#### Data lines
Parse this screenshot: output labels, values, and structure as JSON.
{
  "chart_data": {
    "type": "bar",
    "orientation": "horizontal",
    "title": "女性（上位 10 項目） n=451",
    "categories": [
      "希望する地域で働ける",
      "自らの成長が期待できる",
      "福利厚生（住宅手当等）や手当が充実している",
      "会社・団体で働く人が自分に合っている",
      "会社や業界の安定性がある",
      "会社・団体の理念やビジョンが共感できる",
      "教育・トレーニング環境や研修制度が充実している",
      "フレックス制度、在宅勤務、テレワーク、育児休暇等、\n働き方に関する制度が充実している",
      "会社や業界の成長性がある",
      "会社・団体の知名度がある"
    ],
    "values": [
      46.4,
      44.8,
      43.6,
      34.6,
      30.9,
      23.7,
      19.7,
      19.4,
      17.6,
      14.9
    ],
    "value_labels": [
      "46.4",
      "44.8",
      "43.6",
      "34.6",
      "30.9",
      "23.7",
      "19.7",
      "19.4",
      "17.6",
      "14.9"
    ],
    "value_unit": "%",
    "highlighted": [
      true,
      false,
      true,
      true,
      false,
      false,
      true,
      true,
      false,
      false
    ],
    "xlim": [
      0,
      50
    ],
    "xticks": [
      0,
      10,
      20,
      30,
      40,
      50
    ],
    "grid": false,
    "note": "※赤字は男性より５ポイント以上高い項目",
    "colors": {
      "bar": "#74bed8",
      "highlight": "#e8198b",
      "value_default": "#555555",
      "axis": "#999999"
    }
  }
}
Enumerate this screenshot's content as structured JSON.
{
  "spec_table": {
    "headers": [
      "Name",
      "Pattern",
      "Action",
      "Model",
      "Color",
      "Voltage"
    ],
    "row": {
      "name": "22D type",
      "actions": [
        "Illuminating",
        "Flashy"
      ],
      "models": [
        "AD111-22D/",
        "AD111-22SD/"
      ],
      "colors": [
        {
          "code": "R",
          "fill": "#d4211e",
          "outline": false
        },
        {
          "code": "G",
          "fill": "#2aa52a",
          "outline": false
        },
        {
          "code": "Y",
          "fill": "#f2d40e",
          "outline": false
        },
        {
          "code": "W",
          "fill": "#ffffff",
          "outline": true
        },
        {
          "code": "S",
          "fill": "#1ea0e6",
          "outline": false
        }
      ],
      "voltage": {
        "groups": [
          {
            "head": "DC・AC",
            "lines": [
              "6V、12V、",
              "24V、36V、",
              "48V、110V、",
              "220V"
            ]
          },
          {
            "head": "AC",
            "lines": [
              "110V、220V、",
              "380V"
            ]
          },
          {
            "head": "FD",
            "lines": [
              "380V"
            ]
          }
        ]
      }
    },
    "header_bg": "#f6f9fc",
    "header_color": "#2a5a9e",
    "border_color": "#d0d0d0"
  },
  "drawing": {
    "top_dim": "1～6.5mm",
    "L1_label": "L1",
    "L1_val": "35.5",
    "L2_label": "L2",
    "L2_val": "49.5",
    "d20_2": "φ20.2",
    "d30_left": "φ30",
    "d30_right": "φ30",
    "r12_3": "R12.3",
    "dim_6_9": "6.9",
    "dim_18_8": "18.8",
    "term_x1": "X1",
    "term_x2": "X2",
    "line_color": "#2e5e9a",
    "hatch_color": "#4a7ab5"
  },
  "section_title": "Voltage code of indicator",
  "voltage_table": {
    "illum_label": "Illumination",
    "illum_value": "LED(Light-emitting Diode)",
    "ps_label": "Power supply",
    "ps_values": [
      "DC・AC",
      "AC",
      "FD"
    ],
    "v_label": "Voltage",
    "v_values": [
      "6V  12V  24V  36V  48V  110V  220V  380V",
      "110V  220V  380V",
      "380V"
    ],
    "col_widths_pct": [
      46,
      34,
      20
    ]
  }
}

#### Goal
Check each line above for the string "code", then copy the ones that have it.

#### Result for this exercise
          "code": "R",
          "code": "G",
          "code": "Y",
          "code": "W",
          "code": "S",
  "section_title": "Voltage code of indicator",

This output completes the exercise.